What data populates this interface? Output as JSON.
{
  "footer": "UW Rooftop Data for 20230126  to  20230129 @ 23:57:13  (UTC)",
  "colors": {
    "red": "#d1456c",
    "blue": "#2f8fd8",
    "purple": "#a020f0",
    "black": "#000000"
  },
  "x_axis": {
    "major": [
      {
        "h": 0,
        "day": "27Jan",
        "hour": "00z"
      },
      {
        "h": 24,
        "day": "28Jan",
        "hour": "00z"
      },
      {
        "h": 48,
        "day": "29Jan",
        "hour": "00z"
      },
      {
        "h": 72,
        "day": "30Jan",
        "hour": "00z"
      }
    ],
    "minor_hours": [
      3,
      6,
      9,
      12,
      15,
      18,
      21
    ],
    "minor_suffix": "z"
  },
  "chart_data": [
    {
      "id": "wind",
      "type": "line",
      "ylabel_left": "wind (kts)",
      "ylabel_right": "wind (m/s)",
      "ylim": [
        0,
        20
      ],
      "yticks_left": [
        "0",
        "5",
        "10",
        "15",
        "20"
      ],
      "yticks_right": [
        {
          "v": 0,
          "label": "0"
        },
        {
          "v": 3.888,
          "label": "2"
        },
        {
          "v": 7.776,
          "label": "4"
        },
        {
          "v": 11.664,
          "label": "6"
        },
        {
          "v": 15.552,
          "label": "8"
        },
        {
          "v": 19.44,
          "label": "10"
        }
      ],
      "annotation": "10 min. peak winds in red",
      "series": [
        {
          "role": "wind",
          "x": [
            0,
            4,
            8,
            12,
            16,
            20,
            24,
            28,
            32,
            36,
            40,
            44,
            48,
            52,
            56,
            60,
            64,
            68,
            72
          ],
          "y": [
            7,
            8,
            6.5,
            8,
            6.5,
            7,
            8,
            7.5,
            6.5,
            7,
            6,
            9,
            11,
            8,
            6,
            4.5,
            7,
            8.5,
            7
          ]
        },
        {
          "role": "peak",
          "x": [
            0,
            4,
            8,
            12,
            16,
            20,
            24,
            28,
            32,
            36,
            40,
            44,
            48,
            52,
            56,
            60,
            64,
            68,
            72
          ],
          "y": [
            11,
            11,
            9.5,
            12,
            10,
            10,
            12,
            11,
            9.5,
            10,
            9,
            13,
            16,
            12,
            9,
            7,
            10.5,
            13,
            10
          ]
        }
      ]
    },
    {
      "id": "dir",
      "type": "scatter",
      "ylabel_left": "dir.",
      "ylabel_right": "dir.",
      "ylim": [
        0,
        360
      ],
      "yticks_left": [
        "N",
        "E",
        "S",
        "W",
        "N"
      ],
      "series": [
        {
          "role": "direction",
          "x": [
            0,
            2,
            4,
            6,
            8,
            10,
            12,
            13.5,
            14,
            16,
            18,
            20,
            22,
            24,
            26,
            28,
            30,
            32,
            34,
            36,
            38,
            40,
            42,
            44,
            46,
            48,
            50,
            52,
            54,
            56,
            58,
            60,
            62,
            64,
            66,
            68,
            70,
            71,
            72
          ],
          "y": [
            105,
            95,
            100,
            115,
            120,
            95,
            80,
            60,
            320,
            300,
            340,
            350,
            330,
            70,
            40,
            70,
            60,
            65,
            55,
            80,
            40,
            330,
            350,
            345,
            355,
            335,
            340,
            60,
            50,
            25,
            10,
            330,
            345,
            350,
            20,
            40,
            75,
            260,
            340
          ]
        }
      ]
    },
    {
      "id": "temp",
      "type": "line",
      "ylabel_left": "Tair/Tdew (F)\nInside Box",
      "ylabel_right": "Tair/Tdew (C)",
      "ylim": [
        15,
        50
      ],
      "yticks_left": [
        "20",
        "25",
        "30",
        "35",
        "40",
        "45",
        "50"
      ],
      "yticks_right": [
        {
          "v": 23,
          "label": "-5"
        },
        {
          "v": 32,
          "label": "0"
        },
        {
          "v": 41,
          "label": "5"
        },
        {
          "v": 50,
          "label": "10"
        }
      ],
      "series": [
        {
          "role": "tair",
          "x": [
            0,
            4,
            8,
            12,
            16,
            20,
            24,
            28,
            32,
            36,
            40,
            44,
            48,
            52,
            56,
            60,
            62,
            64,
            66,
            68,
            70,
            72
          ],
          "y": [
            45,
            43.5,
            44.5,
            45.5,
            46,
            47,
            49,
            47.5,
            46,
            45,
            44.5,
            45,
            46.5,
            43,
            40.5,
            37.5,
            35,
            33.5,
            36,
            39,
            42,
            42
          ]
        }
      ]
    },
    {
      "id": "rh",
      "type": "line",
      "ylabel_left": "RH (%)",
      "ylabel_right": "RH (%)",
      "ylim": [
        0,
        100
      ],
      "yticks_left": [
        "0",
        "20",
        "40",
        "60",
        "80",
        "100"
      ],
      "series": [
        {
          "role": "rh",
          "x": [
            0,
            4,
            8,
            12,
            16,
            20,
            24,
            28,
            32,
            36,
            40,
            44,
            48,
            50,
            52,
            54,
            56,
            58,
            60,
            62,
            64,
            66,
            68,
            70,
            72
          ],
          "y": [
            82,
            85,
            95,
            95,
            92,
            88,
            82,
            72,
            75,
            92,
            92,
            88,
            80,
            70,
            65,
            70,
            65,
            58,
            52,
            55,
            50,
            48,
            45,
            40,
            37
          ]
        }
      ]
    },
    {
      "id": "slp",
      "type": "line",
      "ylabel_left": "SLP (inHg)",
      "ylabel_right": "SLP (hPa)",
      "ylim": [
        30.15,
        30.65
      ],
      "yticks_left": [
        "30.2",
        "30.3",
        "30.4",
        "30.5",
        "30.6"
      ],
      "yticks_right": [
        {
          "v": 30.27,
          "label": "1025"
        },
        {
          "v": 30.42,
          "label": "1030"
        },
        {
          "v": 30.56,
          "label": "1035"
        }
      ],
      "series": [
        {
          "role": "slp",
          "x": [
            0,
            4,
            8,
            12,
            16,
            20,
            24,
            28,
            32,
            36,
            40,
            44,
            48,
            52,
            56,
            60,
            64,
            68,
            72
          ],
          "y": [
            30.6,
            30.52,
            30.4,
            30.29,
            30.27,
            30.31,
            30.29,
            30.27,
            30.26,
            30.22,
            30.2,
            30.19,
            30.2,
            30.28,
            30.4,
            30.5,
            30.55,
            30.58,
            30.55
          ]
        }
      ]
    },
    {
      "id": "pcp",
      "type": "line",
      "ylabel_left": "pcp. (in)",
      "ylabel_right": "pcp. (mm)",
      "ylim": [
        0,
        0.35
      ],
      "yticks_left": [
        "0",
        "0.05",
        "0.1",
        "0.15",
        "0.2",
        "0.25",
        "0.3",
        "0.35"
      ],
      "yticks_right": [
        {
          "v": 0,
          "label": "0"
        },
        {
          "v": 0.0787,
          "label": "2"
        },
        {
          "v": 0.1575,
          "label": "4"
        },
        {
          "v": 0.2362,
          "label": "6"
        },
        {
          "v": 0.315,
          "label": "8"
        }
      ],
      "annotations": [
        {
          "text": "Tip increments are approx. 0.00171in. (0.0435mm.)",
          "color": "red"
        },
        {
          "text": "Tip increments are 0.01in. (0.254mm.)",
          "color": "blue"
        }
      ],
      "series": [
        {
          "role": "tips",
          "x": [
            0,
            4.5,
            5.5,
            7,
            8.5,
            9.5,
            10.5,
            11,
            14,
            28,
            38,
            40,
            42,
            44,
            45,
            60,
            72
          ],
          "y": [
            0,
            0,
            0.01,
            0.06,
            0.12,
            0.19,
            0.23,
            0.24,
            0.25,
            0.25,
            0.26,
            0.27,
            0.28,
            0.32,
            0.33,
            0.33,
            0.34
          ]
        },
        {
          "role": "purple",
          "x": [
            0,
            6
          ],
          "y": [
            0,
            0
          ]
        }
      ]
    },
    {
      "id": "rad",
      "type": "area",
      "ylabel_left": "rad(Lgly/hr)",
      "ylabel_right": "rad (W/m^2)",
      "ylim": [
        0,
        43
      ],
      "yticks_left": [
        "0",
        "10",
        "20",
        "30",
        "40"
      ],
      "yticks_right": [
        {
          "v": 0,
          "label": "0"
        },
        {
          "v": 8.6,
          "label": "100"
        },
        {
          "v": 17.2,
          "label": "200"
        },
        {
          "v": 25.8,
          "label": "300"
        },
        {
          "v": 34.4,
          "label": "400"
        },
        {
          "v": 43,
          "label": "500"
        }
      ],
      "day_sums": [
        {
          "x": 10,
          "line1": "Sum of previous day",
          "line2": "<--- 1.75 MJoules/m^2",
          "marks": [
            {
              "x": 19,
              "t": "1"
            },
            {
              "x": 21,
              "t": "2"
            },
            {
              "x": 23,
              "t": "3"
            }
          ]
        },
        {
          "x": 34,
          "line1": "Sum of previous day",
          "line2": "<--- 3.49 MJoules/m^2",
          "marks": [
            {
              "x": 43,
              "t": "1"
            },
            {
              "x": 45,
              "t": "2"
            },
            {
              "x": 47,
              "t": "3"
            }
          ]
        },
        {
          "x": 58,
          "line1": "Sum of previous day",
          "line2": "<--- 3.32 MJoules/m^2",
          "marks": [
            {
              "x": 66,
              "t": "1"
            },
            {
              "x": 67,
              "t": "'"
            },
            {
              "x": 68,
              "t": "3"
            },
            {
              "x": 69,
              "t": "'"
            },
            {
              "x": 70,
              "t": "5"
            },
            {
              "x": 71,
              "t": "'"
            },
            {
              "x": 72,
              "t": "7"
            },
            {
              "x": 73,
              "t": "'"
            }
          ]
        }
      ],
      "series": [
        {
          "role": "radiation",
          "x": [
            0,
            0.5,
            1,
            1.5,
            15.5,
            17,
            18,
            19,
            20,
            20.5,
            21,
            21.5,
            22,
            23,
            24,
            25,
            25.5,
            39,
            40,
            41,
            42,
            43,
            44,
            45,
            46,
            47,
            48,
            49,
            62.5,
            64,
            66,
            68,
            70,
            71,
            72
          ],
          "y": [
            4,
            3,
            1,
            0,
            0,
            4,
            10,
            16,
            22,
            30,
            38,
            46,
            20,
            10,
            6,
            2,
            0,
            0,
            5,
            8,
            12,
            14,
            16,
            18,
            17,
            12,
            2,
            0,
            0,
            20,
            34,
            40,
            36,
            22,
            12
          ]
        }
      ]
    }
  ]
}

Instruction: Select every line of the material above holding the word "text" and copy it.

Expected output:
          "text": "Tip increments are approx. 0.00171in. (0.0435mm.)",
          "text": "Tip increments are 0.01in. (0.254mm.)",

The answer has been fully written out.